Task: Return every record exactly as written.

Dataset records:
((

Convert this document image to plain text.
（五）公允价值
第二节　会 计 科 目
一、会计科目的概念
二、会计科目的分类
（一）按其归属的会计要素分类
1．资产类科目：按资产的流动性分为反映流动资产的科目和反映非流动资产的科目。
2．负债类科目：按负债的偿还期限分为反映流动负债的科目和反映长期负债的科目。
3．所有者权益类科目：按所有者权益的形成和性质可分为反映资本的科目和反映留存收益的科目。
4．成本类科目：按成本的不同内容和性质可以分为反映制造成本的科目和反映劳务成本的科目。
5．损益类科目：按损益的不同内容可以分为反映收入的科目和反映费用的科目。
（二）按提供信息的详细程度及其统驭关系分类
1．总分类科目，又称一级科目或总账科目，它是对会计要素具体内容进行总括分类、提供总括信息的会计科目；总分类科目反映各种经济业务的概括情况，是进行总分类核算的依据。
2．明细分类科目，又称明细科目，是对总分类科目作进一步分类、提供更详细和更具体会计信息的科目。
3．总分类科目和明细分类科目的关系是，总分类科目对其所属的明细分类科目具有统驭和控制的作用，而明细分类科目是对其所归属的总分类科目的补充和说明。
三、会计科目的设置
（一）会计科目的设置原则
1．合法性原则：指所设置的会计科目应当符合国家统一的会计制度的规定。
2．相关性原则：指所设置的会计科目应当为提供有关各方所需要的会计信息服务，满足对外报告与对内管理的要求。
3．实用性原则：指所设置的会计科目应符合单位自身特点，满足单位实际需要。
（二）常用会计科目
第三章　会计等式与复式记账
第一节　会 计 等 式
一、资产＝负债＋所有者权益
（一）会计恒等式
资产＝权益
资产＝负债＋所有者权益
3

))

Output below:
Convert this document image to plain text.
（五）公允价值
第二节　会 计 科 目
一、会计科目的概念
二、会计科目的分类
（一）按其归属的会计要素分类
1．资产类科目：按资产的流动性分为反映流动资产的科目和反映非流动资产的科目。
2．负债类科目：按负债的偿还期限分为反映流动负债的科目和反映长期负债的科目。
3．所有者权益类科目：按所有者权益的形成和性质可分为反映资本的科目和反映留存收益的科目。
4．成本类科目：按成本的不同内容和性质可以分为反映制造成本的科目和反映劳务成本的科目。
5．损益类科目：按损益的不同内容可以分为反映收入的科目和反映费用的科目。
（二）按提供信息的详细程度及其统驭关系分类
1．总分类科目，又称一级科目或总账科目，它是对会计要素具体内容进行总括分类、提供总括信息的会计科目；总分类科目反映各种经济业务的概括情况，是进行总分类核算的依据。
2．明细分类科目，又称明细科目，是对总分类科目作进一步分类、提供更详细和更具体会计信息的科目。
3．总分类科目和明细分类科目的关系是，总分类科目对其所属的明细分类科目具有统驭和控制的作用，而明细分类科目是对其所归属的总分类科目的补充和说明。
三、会计科目的设置
（一）会计科目的设置原则
1．合法性原则：指所设置的会计科目应当符合国家统一的会计制度的规定。
2．相关性原则：指所设置的会计科目应当为提供有关各方所需要的会计信息服务，满足对外报告与对内管理的要求。
3．实用性原则：指所设置的会计科目应符合单位自身特点，满足单位实际需要。
（二）常用会计科目
第三章　会计等式与复式记账
第一节　会 计 等 式
一、资产＝负债＋所有者权益
（一）会计恒等式
资产＝权益
资产＝负债＋所有者权益
3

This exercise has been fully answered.